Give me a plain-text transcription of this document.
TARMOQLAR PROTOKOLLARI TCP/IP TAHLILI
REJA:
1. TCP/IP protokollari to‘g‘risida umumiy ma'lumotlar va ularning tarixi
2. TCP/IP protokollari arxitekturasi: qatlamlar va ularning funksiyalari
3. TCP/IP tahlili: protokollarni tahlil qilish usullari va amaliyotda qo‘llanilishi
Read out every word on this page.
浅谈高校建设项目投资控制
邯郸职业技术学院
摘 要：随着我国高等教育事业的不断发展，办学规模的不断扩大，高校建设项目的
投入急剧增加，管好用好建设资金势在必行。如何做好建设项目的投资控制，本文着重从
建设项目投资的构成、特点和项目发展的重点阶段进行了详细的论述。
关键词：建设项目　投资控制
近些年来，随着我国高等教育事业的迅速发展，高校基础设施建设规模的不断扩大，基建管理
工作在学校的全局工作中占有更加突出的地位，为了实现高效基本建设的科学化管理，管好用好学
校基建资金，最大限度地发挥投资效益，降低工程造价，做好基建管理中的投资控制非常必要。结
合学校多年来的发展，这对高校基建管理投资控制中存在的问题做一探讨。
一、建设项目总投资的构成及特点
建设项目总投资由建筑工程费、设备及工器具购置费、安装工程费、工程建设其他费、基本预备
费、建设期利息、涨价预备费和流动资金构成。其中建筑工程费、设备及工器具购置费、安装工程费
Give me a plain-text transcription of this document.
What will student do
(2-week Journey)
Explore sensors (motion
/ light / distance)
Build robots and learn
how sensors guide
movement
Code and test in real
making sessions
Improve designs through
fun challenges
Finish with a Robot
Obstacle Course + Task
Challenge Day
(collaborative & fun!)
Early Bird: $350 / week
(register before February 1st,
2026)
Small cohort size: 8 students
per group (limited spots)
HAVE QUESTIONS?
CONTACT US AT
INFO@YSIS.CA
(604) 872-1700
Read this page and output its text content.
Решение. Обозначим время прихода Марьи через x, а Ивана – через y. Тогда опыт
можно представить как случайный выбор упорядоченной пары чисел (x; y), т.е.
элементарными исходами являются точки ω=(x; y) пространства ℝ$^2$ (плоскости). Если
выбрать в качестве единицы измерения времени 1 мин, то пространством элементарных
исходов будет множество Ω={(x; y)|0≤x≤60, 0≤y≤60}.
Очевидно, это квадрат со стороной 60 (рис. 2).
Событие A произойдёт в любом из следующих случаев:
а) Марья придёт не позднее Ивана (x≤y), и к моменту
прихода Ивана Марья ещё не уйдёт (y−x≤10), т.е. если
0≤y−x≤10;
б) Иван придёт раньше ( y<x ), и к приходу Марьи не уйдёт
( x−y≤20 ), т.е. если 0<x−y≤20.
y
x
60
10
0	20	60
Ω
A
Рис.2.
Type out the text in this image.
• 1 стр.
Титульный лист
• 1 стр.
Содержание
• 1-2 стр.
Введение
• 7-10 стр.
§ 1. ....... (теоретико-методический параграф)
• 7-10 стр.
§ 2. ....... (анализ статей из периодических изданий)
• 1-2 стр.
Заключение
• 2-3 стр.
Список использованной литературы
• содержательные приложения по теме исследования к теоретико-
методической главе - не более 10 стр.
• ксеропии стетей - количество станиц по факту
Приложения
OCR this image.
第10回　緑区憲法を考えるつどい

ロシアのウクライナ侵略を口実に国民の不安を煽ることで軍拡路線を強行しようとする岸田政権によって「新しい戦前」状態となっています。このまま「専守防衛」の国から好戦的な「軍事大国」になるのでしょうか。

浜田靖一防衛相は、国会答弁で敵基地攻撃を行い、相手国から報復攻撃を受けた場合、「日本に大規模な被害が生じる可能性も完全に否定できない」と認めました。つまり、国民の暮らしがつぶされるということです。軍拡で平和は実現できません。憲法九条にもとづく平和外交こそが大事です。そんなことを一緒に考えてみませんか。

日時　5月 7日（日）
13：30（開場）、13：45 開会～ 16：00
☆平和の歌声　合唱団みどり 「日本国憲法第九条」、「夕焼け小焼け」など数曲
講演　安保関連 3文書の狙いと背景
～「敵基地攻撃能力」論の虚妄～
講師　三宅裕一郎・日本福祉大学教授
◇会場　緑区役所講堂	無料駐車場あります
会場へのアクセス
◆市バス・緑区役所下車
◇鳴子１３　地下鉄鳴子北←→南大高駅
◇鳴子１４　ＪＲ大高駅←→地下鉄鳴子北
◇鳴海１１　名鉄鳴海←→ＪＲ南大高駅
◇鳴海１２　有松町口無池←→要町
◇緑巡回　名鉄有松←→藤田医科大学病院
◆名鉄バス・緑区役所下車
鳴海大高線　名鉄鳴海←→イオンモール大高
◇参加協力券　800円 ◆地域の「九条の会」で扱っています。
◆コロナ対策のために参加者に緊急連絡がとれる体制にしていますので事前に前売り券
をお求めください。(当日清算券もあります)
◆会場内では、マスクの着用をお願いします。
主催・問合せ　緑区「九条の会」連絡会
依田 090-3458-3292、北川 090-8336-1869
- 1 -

**PROMPT:**
From the line with "Type out the text in this image." to the last line of the material, give every line again exactly, and only those lines.

**WRITTEN ANSWER:**
Type out the text in this image.
• 1 стр.
Титульный лист
• 1 стр.
Содержание
• 1-2 стр.
Введение
• 7-10 стр.
§ 1. ....... (теоретико-методический параграф)
• 7-10 стр.
§ 2. ....... (анализ статей из периодических изданий)
• 1-2 стр.
Заключение
• 2-3 стр.
Список использованной литературы
• содержательные приложения по теме исследования к теоретико-
методической главе - не более 10 стр.
• ксеропии стетей - количество станиц по факту
Приложения
OCR this image.
第10回　緑区憲法を考えるつどい

ロシアのウクライナ侵略を口実に国民の不安を煽ることで軍拡路線を強行しようとする岸田政権によって「新しい戦前」状態となっています。このまま「専守防衛」の国から好戦的な「軍事大国」になるのでしょうか。

浜田靖一防衛相は、国会答弁で敵基地攻撃を行い、相手国から報復攻撃を受けた場合、「日本に大規模な被害が生じる可能性も完全に否定できない」と認めました。つまり、国民の暮らしがつぶされるということです。軍拡で平和は実現できません。憲法九条にもとづく平和外交こそが大事です。そんなことを一緒に考えてみませんか。

日時　5月 7日（日）
13：30（開場）、13：45 開会～ 16：00
☆平和の歌声　合唱団みどり 「日本国憲法第九条」、「夕焼け小焼け」など数曲
講演　安保関連 3文書の狙いと背景
～「敵基地攻撃能力」論の虚妄～
講師　三宅裕一郎・日本福祉大学教授
◇会場　緑区役所講堂	無料駐車場あります
会場へのアクセス
◆市バス・緑区役所下車
◇鳴子１３　地下鉄鳴子北←→南大高駅
◇鳴子１４　ＪＲ大高駅←→地下鉄鳴子北
◇鳴海１１　名鉄鳴海←→ＪＲ南大高駅
◇鳴海１２　有松町口無池←→要町
◇緑巡回　名鉄有松←→藤田医科大学病院
◆名鉄バス・緑区役所下車
鳴海大高線　名鉄鳴海←→イオンモール大高
◇参加協力券　800円 ◆地域の「九条の会」で扱っています。
◆コロナ対策のために参加者に緊急連絡がとれる体制にしていますので事前に前売り券
をお求めください。(当日清算券もあります)
◆会場内では、マスクの着用をお願いします。
主催・問合せ　緑区「九条の会」連絡会
依田 090-3458-3292、北川 090-8336-1869
- 1 -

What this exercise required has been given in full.